**Short exercise**
Locate each line with the string "реализацию" in the listing below and copy it.

=-=-=

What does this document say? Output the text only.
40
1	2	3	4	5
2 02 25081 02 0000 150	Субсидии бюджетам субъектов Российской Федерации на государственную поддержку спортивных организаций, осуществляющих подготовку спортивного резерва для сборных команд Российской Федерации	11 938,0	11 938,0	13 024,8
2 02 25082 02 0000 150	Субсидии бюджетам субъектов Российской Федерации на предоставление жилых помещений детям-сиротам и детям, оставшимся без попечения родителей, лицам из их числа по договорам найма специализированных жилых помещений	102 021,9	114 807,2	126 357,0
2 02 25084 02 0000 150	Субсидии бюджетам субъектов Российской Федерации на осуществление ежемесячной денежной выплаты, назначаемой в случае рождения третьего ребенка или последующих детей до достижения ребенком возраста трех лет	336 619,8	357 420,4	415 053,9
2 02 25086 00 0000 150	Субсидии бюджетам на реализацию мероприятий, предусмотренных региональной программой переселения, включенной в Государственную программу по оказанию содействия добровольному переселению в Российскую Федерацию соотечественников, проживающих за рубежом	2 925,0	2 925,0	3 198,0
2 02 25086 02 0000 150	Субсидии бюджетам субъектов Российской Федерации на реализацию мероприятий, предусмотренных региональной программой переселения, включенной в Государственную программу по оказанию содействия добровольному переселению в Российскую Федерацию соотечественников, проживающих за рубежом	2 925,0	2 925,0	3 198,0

=-=-=

**Answer to the exercise**
2 02 25086 00 0000 150	Субсидии бюджетам на реализацию мероприятий, предусмотренных региональной программой переселения, включенной в Государственную программу по оказанию содействия добровольному переселению в Российскую Федерацию соотечественников, проживающих за рубежом	2 925,0	2 925,0	3 198,0
2 02 25086 02 0000 150	Субсидии бюджетам субъектов Российской Федерации на реализацию мероприятий, предусмотренных региональной программой переселения, включенной в Государственную программу по оказанию содействия добровольному переселению в Российскую Федерацию соотечественников, проживающих за рубежом	2 925,0	2 925,0	3 198,0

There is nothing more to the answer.